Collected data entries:
►

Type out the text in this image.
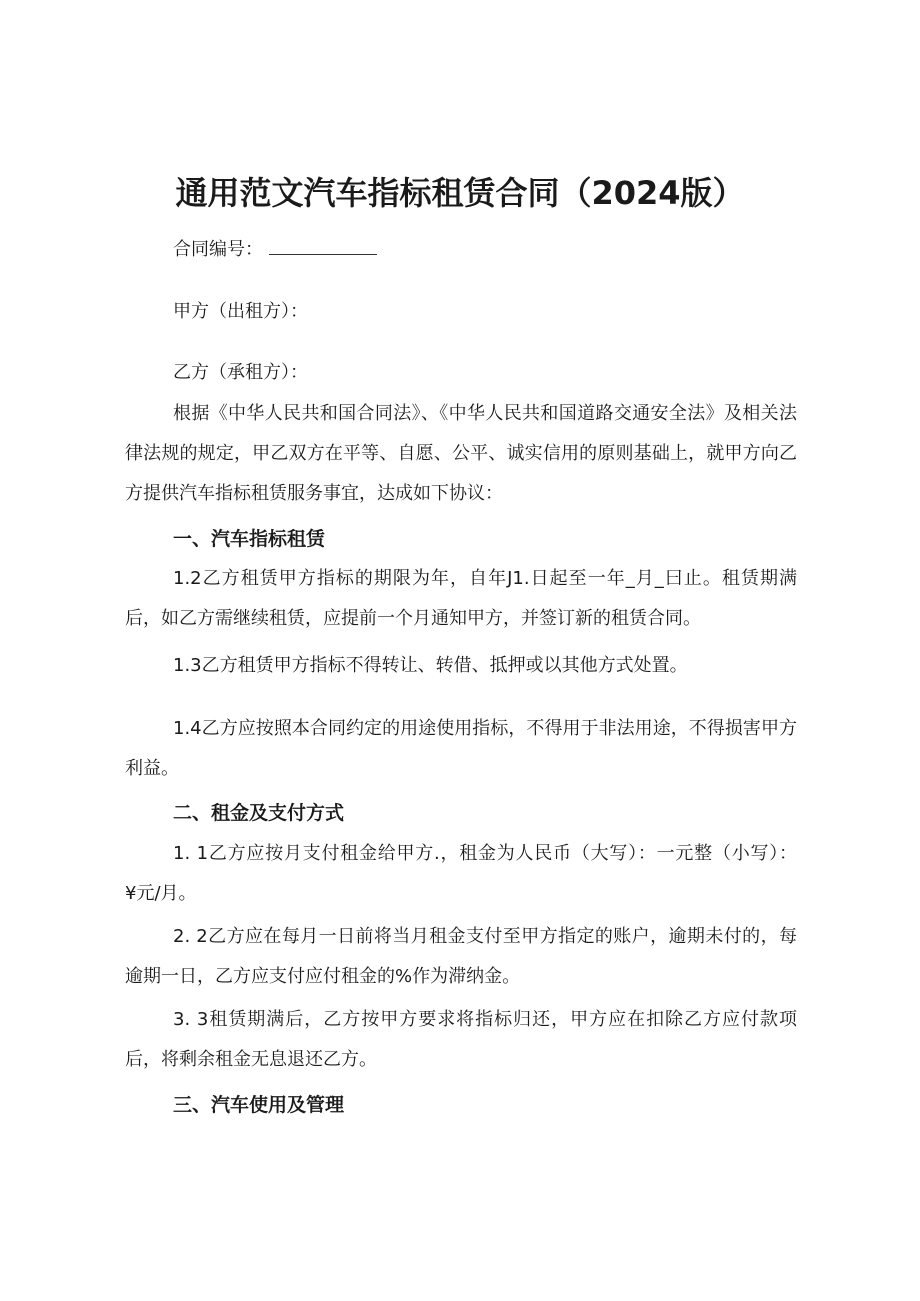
通用范文汽车指标租赁合同（2024版）
合同编号：
甲方（出租方）：
乙方（承租方）：
根据《中华人民共和国合同法》、《中华人民共和国道路交通安全法》及相关法律法规的规定，甲乙双方在平等、自愿、公平、诚实信用的原则基础上，就甲方向乙方提供汽车指标租赁服务事宜，达成如下协议：
一、汽车指标租赁
1.2乙方租赁甲方指标的期限为年，自年J1.日起至一年_月_曰止。租赁期满后，如乙方需继续租赁，应提前一个月通知甲方，并签订新的租赁合同。
1.3乙方租赁甲方指标不得转让、转借、抵押或以其他方式处置。
1.4乙方应按照本合同约定的用途使用指标，不得用于非法用途，不得损害甲方利益。
二、租金及支付方式
1. 1乙方应按月支付租金给甲方.，租金为人民币（大写）：一元整（小写）：¥元/月。
2. 2乙方应在每月一日前将当月租金支付至甲方指定的账户，逾期未付的，每逾期一日，乙方应支付应付租金的%作为滞纳金。
3. 3租赁期满后，乙方按甲方要求将指标归还，甲方应在扣除乙方应付款项后，将剩余租金无息退还乙方。
三、汽车使用及管理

◄

● **Direction**
Copy every line of the data word for word, omitting the images.

● **Solution**
Type out the text in this image.
通用范文汽车指标租赁合同（2024版）
合同编号：
甲方（出租方）：
乙方（承租方）：
根据《中华人民共和国合同法》、《中华人民共和国道路交通安全法》及相关法律法规的规定，甲乙双方在平等、自愿、公平、诚实信用的原则基础上，就甲方向乙方提供汽车指标租赁服务事宜，达成如下协议：
一、汽车指标租赁
1.2乙方租赁甲方指标的期限为年，自年J1.日起至一年_月_曰止。租赁期满后，如乙方需继续租赁，应提前一个月通知甲方，并签订新的租赁合同。
1.3乙方租赁甲方指标不得转让、转借、抵押或以其他方式处置。
1.4乙方应按照本合同约定的用途使用指标，不得用于非法用途，不得损害甲方利益。
二、租金及支付方式
1. 1乙方应按月支付租金给甲方.，租金为人民币（大写）：一元整（小写）：¥元/月。
2. 2乙方应在每月一日前将当月租金支付至甲方指定的账户，逾期未付的，每逾期一日，乙方应支付应付租金的%作为滞纳金。
3. 3租赁期满后，乙方按甲方要求将指标归还，甲方应在扣除乙方应付款项后，将剩余租金无息退还乙方。
三、汽车使用及管理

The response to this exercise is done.